GIVEN EXERCISE:
Send back the records in full, character for character.

DATA ENTRIES:
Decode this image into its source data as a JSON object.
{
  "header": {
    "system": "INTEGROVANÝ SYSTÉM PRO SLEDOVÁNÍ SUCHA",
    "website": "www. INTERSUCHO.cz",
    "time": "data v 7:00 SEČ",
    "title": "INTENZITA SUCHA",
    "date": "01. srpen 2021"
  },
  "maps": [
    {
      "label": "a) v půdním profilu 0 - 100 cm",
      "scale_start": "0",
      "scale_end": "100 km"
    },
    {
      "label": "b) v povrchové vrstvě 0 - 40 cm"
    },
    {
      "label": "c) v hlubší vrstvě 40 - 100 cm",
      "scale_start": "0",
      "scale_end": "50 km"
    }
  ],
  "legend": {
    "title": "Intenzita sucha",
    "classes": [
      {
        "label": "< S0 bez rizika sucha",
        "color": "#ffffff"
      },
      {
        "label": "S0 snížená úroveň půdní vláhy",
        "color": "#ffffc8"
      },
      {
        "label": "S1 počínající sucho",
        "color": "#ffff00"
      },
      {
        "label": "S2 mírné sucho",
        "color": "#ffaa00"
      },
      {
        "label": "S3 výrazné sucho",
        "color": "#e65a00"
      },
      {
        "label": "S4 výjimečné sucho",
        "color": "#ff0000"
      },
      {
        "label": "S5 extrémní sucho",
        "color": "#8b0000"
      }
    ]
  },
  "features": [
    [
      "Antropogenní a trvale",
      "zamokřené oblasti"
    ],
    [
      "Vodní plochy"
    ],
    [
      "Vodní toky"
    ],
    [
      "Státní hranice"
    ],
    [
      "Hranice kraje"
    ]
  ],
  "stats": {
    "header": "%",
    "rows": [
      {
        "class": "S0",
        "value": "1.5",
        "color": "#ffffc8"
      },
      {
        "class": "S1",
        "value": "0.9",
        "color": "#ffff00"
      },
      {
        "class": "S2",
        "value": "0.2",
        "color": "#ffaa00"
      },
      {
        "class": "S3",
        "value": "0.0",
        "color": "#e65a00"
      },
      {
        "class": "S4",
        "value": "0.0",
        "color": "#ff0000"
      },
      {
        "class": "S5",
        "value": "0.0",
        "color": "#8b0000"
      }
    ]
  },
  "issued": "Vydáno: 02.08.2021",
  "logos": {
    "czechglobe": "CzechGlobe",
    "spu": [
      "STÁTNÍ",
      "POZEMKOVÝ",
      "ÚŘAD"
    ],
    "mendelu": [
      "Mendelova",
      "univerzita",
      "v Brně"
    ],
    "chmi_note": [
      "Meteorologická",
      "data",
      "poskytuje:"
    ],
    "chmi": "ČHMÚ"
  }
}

SOLUTION TO THIS EXERCISE:
Decode this image into its source data as a JSON object.
{
  "header": {
    "system": "INTEGROVANÝ SYSTÉM PRO SLEDOVÁNÍ SUCHA",
    "website": "www. INTERSUCHO.cz",
    "time": "data v 7:00 SEČ",
    "title": "INTENZITA SUCHA",
    "date": "01. srpen 2021"
  },
  "maps": [
    {
      "label": "a) v půdním profilu 0 - 100 cm",
      "scale_start": "0",
      "scale_end": "100 km"
    },
    {
      "label": "b) v povrchové vrstvě 0 - 40 cm"
    },
    {
      "label": "c) v hlubší vrstvě 40 - 100 cm",
      "scale_start": "0",
      "scale_end": "50 km"
    }
  ],
  "legend": {
    "title": "Intenzita sucha",
    "classes": [
      {
        "label": "< S0 bez rizika sucha",
        "color": "#ffffff"
      },
      {
        "label": "S0 snížená úroveň půdní vláhy",
        "color": "#ffffc8"
      },
      {
        "label": "S1 počínající sucho",
        "color": "#ffff00"
      },
      {
        "label": "S2 mírné sucho",
        "color": "#ffaa00"
      },
      {
        "label": "S3 výrazné sucho",
        "color": "#e65a00"
      },
      {
        "label": "S4 výjimečné sucho",
        "color": "#ff0000"
      },
      {
        "label": "S5 extrémní sucho",
        "color": "#8b0000"
      }
    ]
  },
  "features": [
    [
      "Antropogenní a trvale",
      "zamokřené oblasti"
    ],
    [
      "Vodní plochy"
    ],
    [
      "Vodní toky"
    ],
    [
      "Státní hranice"
    ],
    [
      "Hranice kraje"
    ]
  ],
  "stats": {
    "header": "%",
    "rows": [
      {
        "class": "S0",
        "value": "1.5",
        "color": "#ffffc8"
      },
      {
        "class": "S1",
        "value": "0.9",
        "color": "#ffff00"
      },
      {
        "class": "S2",
        "value": "0.2",
        "color": "#ffaa00"
      },
      {
        "class": "S3",
        "value": "0.0",
        "color": "#e65a00"
      },
      {
        "class": "S4",
        "value": "0.0",
        "color": "#ff0000"
      },
      {
        "class": "S5",
        "value": "0.0",
        "color": "#8b0000"
      }
    ]
  },
  "issued": "Vydáno: 02.08.2021",
  "logos": {
    "czechglobe": "CzechGlobe",
    "spu": [
      "STÁTNÍ",
      "POZEMKOVÝ",
      "ÚŘAD"
    ],
    "mendelu": [
      "Mendelova",
      "univerzita",
      "v Brně"
    ],
    "chmi_note": [
      "Meteorologická",
      "data",
      "poskytuje:"
    ],
    "chmi": "ČHMÚ"
  }
}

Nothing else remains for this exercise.